Pull each line holding the word "администрации" from the data.

╭─ Exercise inputs

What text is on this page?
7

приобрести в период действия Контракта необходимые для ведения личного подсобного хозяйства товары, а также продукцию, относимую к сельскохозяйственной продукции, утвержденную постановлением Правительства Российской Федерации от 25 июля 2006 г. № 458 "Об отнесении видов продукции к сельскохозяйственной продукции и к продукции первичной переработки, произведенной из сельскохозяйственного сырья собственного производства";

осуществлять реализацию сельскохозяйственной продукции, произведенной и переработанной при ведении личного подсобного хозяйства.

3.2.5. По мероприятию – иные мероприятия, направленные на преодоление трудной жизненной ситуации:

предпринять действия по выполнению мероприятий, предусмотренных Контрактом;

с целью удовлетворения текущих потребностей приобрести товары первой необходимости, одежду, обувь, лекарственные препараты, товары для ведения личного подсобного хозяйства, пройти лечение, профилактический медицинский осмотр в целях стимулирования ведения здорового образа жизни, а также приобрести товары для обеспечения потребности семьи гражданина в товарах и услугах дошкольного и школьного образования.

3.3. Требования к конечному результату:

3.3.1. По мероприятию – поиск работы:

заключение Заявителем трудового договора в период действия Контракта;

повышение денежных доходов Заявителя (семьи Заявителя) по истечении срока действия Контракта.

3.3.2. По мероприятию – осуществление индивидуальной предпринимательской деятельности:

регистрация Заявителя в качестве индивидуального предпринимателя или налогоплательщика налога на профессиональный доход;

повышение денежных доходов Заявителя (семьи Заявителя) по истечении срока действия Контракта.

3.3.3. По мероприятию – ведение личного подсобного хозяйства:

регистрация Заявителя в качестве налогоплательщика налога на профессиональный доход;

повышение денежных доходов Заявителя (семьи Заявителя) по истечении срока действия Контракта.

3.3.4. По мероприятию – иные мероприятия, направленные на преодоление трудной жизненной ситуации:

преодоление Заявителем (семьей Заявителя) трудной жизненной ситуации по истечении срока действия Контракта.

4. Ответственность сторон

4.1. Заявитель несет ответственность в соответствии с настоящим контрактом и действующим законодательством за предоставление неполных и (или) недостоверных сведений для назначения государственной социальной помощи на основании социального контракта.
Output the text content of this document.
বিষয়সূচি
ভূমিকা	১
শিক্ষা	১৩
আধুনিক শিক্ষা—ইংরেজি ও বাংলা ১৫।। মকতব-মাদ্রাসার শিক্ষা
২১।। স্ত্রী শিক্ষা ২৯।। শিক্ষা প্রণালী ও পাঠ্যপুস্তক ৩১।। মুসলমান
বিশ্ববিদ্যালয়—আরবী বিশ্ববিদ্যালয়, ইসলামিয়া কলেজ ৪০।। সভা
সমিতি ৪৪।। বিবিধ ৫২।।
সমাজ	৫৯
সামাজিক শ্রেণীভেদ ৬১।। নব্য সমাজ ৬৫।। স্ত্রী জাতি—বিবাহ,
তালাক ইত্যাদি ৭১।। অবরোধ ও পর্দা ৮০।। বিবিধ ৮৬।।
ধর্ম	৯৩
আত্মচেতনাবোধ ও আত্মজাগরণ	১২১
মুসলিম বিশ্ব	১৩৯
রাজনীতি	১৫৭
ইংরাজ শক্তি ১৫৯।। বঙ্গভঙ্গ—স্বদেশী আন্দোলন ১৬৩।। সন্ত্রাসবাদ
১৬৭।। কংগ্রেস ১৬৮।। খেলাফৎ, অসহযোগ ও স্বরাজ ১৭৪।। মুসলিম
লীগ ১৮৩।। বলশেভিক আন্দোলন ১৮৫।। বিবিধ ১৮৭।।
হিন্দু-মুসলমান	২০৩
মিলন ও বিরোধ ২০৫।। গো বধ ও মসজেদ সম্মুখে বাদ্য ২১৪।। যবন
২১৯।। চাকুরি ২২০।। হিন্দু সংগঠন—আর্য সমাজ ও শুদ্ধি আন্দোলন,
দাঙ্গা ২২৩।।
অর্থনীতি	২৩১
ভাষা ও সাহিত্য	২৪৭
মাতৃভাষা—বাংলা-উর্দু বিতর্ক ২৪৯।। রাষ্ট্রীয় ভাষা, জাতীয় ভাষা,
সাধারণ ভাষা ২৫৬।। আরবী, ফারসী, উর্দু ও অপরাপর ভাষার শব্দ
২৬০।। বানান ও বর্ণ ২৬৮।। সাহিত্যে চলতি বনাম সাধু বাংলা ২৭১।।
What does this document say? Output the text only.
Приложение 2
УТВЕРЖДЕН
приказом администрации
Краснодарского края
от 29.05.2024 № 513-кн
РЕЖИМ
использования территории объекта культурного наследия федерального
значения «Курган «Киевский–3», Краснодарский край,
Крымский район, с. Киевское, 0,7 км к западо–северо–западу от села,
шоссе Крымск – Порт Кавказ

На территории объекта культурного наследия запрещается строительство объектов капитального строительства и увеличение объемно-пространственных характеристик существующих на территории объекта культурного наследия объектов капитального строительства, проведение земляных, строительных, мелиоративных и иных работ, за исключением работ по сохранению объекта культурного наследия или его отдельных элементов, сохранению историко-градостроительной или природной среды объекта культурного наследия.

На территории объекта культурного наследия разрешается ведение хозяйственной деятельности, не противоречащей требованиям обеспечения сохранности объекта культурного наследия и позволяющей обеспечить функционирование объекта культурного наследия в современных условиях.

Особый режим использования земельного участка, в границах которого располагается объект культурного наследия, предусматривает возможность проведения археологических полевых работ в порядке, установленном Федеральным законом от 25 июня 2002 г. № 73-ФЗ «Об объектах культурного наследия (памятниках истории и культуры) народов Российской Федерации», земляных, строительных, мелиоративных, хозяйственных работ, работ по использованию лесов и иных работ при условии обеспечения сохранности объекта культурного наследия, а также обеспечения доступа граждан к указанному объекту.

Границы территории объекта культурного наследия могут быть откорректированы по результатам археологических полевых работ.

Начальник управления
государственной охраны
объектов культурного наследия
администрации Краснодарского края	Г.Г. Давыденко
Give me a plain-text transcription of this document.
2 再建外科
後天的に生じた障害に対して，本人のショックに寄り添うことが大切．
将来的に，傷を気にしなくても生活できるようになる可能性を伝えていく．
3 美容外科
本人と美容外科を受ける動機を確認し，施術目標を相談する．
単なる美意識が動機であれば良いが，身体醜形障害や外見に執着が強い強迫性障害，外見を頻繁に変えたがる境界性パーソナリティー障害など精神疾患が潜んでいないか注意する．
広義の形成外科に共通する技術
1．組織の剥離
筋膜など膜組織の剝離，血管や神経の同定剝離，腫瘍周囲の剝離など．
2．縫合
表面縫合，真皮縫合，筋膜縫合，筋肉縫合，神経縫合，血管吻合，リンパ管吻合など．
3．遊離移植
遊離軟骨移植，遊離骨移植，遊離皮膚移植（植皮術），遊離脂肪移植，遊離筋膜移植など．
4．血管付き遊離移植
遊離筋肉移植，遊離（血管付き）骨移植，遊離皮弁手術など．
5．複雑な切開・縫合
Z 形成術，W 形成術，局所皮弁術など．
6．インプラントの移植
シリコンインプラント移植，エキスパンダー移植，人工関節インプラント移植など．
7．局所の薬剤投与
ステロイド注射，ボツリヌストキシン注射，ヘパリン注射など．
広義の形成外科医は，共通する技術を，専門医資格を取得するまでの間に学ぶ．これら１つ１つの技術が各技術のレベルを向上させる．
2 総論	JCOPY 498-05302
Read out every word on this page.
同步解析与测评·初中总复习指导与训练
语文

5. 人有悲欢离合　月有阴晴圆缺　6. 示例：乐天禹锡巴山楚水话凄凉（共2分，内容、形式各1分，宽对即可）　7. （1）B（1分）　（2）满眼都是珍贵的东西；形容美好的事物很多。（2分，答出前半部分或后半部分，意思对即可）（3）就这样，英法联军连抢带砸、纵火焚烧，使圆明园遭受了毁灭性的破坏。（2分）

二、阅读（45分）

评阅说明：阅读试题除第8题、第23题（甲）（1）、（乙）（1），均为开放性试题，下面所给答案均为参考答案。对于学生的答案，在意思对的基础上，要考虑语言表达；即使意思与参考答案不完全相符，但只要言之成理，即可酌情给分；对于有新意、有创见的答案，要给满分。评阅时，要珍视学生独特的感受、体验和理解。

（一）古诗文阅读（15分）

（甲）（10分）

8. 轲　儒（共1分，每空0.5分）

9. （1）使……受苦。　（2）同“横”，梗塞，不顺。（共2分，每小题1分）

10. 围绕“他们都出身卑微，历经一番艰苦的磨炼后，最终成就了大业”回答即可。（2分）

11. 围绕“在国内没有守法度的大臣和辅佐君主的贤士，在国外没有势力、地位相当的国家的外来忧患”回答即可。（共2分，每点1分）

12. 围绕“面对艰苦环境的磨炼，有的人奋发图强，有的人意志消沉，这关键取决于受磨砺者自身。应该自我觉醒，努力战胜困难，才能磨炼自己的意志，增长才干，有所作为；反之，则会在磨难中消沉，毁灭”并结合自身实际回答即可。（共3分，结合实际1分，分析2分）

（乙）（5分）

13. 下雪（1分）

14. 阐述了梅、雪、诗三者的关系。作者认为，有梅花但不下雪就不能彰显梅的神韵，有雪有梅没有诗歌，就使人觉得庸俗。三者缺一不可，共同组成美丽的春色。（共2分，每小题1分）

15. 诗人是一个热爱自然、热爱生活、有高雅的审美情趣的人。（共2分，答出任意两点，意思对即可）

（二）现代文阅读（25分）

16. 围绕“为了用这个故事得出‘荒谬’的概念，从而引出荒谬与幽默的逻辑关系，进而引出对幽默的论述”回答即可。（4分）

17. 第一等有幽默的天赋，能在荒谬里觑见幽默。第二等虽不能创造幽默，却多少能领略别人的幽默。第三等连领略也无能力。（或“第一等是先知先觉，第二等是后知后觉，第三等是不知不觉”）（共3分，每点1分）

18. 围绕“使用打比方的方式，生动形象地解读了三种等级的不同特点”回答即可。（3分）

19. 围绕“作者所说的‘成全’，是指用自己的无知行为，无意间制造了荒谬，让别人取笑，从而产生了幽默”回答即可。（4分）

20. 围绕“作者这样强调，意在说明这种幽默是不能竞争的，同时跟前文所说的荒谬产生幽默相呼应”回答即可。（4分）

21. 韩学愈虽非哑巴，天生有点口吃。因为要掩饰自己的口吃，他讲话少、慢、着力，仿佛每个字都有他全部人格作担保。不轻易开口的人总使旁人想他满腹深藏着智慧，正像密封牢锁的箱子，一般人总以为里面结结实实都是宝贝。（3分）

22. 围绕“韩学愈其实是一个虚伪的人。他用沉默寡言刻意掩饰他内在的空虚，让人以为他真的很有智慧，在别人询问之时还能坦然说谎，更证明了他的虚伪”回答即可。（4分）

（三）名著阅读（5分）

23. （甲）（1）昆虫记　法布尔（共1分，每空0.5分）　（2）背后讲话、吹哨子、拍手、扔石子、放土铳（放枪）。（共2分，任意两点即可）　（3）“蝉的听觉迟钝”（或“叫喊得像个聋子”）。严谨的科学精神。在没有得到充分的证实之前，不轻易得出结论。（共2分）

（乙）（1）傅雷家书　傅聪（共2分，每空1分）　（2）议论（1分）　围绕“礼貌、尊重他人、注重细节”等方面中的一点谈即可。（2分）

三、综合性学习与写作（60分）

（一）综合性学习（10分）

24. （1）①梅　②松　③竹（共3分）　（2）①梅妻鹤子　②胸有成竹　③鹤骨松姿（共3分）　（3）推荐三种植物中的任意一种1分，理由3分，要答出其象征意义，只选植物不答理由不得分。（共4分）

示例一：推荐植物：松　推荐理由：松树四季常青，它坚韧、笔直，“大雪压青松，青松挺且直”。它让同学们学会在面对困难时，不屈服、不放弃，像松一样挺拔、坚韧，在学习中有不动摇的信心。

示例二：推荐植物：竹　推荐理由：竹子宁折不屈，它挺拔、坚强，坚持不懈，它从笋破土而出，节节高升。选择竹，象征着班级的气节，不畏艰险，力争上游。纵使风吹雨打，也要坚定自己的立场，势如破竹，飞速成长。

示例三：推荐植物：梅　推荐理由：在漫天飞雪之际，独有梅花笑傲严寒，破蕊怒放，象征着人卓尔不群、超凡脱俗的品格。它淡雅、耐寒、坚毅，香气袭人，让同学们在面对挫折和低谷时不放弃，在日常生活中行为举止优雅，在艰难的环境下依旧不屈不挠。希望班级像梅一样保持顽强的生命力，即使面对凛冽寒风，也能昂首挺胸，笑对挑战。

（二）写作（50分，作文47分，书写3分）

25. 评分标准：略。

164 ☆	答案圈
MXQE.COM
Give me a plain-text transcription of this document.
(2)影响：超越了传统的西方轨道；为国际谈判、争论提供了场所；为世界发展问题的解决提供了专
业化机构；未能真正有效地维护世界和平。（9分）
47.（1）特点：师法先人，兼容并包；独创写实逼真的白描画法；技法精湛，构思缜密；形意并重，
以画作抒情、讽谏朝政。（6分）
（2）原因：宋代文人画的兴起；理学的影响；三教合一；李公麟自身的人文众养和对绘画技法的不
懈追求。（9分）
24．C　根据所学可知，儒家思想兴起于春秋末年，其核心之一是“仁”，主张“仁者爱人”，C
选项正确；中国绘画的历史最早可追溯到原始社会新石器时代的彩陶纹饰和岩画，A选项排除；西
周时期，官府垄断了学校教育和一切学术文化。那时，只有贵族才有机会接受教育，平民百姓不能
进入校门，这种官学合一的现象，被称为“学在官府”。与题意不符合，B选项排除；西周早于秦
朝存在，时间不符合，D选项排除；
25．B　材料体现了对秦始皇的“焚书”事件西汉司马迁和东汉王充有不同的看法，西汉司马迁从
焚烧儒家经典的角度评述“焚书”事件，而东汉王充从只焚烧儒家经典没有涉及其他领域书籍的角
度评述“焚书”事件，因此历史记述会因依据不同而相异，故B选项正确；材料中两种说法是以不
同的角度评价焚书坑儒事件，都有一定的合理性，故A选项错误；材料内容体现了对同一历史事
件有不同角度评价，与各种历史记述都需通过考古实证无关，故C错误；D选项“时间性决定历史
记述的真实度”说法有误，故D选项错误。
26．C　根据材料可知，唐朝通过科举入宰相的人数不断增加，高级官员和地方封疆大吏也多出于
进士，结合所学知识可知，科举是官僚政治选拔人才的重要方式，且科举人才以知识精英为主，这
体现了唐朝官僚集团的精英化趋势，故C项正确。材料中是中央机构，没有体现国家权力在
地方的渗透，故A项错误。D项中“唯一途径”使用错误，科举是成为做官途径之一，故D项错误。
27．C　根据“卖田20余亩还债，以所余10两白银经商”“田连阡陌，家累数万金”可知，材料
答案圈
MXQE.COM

╰─

Expected answer
приказом администрации
администрации Краснодарского края	Г.Г. Давыденко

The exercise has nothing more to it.